** Begin Recorded data **
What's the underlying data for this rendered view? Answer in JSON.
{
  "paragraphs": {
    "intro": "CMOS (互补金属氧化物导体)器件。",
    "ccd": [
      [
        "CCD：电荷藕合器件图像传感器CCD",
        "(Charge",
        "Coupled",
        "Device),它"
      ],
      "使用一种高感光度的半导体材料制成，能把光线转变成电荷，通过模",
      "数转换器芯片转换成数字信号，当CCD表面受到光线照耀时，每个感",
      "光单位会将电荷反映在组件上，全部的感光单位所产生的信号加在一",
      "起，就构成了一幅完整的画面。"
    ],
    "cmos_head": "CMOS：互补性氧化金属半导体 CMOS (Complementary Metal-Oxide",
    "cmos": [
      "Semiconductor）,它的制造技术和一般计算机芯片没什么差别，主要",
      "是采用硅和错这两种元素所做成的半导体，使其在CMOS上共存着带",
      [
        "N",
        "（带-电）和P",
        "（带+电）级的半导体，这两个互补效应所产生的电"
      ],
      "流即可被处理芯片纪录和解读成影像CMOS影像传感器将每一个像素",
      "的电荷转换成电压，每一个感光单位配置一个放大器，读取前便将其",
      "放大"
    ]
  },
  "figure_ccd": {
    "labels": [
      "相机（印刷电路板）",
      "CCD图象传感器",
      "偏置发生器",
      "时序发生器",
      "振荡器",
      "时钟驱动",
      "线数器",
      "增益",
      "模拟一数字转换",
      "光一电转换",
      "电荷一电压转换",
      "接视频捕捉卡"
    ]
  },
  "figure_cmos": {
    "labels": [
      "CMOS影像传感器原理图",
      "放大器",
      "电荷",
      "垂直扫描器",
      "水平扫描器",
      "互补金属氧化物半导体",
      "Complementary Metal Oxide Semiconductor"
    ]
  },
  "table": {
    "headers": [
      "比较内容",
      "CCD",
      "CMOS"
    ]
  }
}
** End Recorded data **
### Problem details
A single figure is required: the number of lines above in which the word "Oxide" occurs.

### Answer for the task
2